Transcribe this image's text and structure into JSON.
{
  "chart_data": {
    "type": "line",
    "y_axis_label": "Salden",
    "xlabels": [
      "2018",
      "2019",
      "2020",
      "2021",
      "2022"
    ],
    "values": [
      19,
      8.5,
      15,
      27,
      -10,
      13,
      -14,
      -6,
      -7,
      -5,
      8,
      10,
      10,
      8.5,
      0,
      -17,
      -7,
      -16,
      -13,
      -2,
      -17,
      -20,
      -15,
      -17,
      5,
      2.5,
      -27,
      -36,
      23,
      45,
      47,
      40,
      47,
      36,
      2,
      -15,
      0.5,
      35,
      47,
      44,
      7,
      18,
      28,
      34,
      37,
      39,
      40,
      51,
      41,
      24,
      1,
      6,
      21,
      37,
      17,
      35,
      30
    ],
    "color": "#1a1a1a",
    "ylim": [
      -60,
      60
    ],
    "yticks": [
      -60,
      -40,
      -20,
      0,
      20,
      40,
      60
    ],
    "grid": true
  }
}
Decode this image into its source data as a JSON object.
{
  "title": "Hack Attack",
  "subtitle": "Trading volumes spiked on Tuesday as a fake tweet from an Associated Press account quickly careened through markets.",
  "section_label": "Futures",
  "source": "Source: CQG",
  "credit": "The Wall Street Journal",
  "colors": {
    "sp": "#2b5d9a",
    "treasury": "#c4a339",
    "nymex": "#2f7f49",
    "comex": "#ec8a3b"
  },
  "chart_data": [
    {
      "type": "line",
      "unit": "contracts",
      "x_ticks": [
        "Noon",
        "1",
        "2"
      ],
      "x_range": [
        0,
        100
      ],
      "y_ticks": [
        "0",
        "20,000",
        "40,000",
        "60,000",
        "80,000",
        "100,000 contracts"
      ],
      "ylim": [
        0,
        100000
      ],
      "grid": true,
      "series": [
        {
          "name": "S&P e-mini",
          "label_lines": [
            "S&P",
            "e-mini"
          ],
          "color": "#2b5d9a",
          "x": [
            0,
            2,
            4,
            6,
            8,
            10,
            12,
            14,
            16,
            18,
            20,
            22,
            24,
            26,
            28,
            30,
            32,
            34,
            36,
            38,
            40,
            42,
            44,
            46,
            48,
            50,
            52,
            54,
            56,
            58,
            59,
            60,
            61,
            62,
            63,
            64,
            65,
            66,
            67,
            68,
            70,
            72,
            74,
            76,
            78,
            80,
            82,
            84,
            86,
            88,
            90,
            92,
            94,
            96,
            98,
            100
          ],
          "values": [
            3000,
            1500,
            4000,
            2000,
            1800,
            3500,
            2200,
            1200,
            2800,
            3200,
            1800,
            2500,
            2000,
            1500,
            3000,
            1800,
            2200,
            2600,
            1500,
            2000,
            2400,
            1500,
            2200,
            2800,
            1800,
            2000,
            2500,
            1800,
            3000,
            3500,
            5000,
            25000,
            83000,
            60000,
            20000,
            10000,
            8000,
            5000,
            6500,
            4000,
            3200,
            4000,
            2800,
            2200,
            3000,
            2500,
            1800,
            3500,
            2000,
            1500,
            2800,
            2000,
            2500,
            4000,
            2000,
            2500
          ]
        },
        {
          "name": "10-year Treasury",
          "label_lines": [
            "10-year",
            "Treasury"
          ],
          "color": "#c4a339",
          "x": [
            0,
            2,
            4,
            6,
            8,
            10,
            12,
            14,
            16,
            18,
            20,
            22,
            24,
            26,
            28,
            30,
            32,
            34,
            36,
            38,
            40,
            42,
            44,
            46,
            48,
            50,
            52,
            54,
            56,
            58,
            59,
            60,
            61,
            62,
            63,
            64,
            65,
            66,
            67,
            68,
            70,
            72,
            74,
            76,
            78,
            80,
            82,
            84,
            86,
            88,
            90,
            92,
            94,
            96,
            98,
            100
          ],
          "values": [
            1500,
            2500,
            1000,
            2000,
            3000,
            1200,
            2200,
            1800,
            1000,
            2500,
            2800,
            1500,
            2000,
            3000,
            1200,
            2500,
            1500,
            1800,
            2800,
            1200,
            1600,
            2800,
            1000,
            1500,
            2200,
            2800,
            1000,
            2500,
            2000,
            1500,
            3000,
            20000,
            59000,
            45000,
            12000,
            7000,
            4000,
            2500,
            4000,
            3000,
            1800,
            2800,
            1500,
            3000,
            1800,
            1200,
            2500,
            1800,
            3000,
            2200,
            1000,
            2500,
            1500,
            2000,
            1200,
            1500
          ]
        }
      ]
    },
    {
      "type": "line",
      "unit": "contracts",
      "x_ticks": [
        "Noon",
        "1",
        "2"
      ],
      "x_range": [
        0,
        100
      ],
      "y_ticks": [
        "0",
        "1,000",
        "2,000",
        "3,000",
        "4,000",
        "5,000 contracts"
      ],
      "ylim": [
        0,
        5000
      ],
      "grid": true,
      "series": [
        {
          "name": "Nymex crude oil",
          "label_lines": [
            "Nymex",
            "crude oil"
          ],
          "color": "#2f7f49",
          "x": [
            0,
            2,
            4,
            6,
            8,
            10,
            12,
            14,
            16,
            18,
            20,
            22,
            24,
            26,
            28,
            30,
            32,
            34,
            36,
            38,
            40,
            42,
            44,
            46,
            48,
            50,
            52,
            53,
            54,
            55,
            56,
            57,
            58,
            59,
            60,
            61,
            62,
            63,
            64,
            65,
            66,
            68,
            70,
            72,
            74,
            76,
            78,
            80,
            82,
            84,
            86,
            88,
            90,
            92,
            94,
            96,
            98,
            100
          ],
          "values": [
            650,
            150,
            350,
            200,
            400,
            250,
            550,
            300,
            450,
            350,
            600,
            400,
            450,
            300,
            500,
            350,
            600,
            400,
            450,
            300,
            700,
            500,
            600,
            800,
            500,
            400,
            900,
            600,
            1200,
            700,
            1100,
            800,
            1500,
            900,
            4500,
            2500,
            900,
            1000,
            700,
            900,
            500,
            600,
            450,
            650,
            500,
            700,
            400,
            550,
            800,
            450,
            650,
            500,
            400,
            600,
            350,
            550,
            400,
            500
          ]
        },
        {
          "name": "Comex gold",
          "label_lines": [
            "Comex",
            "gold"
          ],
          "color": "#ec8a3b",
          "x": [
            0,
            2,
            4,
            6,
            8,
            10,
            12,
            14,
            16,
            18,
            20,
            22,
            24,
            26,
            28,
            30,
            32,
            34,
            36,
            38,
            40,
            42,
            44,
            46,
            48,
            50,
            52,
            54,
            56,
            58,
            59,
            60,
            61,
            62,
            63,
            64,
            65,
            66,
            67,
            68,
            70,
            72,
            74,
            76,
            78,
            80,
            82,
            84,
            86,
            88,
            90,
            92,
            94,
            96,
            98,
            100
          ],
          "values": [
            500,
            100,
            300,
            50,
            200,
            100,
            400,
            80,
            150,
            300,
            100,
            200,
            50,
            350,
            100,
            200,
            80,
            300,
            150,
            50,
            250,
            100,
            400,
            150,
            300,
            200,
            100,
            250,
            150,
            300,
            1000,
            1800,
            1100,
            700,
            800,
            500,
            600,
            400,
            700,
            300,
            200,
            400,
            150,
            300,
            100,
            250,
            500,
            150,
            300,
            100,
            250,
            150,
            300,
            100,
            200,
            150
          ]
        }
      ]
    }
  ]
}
^^^^^^^^^^^^^^^^
- _Exercise instructions_: From the records above, please extract every line and repeat it exactly.

- _Written reply_:
Transcribe this image's text and structure into JSON.
{
  "chart_data": {
    "type": "line",
    "y_axis_label": "Salden",
    "xlabels": [
      "2018",
      "2019",
      "2020",
      "2021",
      "2022"
    ],
    "values": [
      19,
      8.5,
      15,
      27,
      -10,
      13,
      -14,
      -6,
      -7,
      -5,
      8,
      10,
      10,
      8.5,
      0,
      -17,
      -7,
      -16,
      -13,
      -2,
      -17,
      -20,
      -15,
      -17,
      5,
      2.5,
      -27,
      -36,
      23,
      45,
      47,
      40,
      47,
      36,
      2,
      -15,
      0.5,
      35,
      47,
      44,
      7,
      18,
      28,
      34,
      37,
      39,
      40,
      51,
      41,
      24,
      1,
      6,
      21,
      37,
      17,
      35,
      30
    ],
    "color": "#1a1a1a",
    "ylim": [
      -60,
      60
    ],
    "yticks": [
      -60,
      -40,
      -20,
      0,
      20,
      40,
      60
    ],
    "grid": true
  }
}
Decode this image into its source data as a JSON object.
{
  "title": "Hack Attack",
  "subtitle": "Trading volumes spiked on Tuesday as a fake tweet from an Associated Press account quickly careened through markets.",
  "section_label": "Futures",
  "source": "Source: CQG",
  "credit": "The Wall Street Journal",
  "colors": {
    "sp": "#2b5d9a",
    "treasury": "#c4a339",
    "nymex": "#2f7f49",
    "comex": "#ec8a3b"
  },
  "chart_data": [
    {
      "type": "line",
      "unit": "contracts",
      "x_ticks": [
        "Noon",
        "1",
        "2"
      ],
      "x_range": [
        0,
        100
      ],
      "y_ticks": [
        "0",
        "20,000",
        "40,000",
        "60,000",
        "80,000",
        "100,000 contracts"
      ],
      "ylim": [
        0,
        100000
      ],
      "grid": true,
      "series": [
        {
          "name": "S&P e-mini",
          "label_lines": [
            "S&P",
            "e-mini"
          ],
          "color": "#2b5d9a",
          "x": [
            0,
            2,
            4,
            6,
            8,
            10,
            12,
            14,
            16,
            18,
            20,
            22,
            24,
            26,
            28,
            30,
            32,
            34,
            36,
            38,
            40,
            42,
            44,
            46,
            48,
            50,
            52,
            54,
            56,
            58,
            59,
            60,
            61,
            62,
            63,
            64,
            65,
            66,
            67,
            68,
            70,
            72,
            74,
            76,
            78,
            80,
            82,
            84,
            86,
            88,
            90,
            92,
            94,
            96,
            98,
            100
          ],
          "values": [
            3000,
            1500,
            4000,
            2000,
            1800,
            3500,
            2200,
            1200,
            2800,
            3200,
            1800,
            2500,
            2000,
            1500,
            3000,
            1800,
            2200,
            2600,
            1500,
            2000,
            2400,
            1500,
            2200,
            2800,
            1800,
            2000,
            2500,
            1800,
            3000,
            3500,
            5000,
            25000,
            83000,
            60000,
            20000,
            10000,
            8000,
            5000,
            6500,
            4000,
            3200,
            4000,
            2800,
            2200,
            3000,
            2500,
            1800,
            3500,
            2000,
            1500,
            2800,
            2000,
            2500,
            4000,
            2000,
            2500
          ]
        },
        {
          "name": "10-year Treasury",
          "label_lines": [
            "10-year",
            "Treasury"
          ],
          "color": "#c4a339",
          "x": [
            0,
            2,
            4,
            6,
            8,
            10,
            12,
            14,
            16,
            18,
            20,
            22,
            24,
            26,
            28,
            30,
            32,
            34,
            36,
            38,
            40,
            42,
            44,
            46,
            48,
            50,
            52,
            54,
            56,
            58,
            59,
            60,
            61,
            62,
            63,
            64,
            65,
            66,
            67,
            68,
            70,
            72,
            74,
            76,
            78,
            80,
            82,
            84,
            86,
            88,
            90,
            92,
            94,
            96,
            98,
            100
          ],
          "values": [
            1500,
            2500,
            1000,
            2000,
            3000,
            1200,
            2200,
            1800,
            1000,
            2500,
            2800,
            1500,
            2000,
            3000,
            1200,
            2500,
            1500,
            1800,
            2800,
            1200,
            1600,
            2800,
            1000,
            1500,
            2200,
            2800,
            1000,
            2500,
            2000,
            1500,
            3000,
            20000,
            59000,
            45000,
            12000,
            7000,
            4000,
            2500,
            4000,
            3000,
            1800,
            2800,
            1500,
            3000,
            1800,
            1200,
            2500,
            1800,
            3000,
            2200,
            1000,
            2500,
            1500,
            2000,
            1200,
            1500
          ]
        }
      ]
    },
    {
      "type": "line",
      "unit": "contracts",
      "x_ticks": [
        "Noon",
        "1",
        "2"
      ],
      "x_range": [
        0,
        100
      ],
      "y_ticks": [
        "0",
        "1,000",
        "2,000",
        "3,000",
        "4,000",
        "5,000 contracts"
      ],
      "ylim": [
        0,
        5000
      ],
      "grid": true,
      "series": [
        {
          "name": "Nymex crude oil",
          "label_lines": [
            "Nymex",
            "crude oil"
          ],
          "color": "#2f7f49",
          "x": [
            0,
            2,
            4,
            6,
            8,
            10,
            12,
            14,
            16,
            18,
            20,
            22,
            24,
            26,
            28,
            30,
            32,
            34,
            36,
            38,
            40,
            42,
            44,
            46,
            48,
            50,
            52,
            53,
            54,
            55,
            56,
            57,
            58,
            59,
            60,
            61,
            62,
            63,
            64,
            65,
            66,
            68,
            70,
            72,
            74,
            76,
            78,
            80,
            82,
            84,
            86,
            88,
            90,
            92,
            94,
            96,
            98,
            100
          ],
          "values": [
            650,
            150,
            350,
            200,
            400,
            250,
            550,
            300,
            450,
            350,
            600,
            400,
            450,
            300,
            500,
            350,
            600,
            400,
            450,
            300,
            700,
            500,
            600,
            800,
            500,
            400,
            900,
            600,
            1200,
            700,
            1100,
            800,
            1500,
            900,
            4500,
            2500,
            900,
            1000,
            700,
            900,
            500,
            600,
            450,
            650,
            500,
            700,
            400,
            550,
            800,
            450,
            650,
            500,
            400,
            600,
            350,
            550,
            400,
            500
          ]
        },
        {
          "name": "Comex gold",
          "label_lines": [
            "Comex",
            "gold"
          ],
          "color": "#ec8a3b",
          "x": [
            0,
            2,
            4,
            6,
            8,
            10,
            12,
            14,
            16,
            18,
            20,
            22,
            24,
            26,
            28,
            30,
            32,
            34,
            36,
            38,
            40,
            42,
            44,
            46,
            48,
            50,
            52,
            54,
            56,
            58,
            59,
            60,
            61,
            62,
            63,
            64,
            65,
            66,
            67,
            68,
            70,
            72,
            74,
            76,
            78,
            80,
            82,
            84,
            86,
            88,
            90,
            92,
            94,
            96,
            98,
            100
          ],
          "values": [
            500,
            100,
            300,
            50,
            200,
            100,
            400,
            80,
            150,
            300,
            100,
            200,
            50,
            350,
            100,
            200,
            80,
            300,
            150,
            50,
            250,
            100,
            400,
            150,
            300,
            200,
            100,
            250,
            150,
            300,
            1000,
            1800,
            1100,
            700,
            800,
            500,
            600,
            400,
            700,
            300,
            200,
            400,
            150,
            300,
            100,
            250,
            500,
            150,
            300,
            100,
            250,
            150,
            300,
            100,
            200,
            150
          ]
        }
      ]
    }
  ]
}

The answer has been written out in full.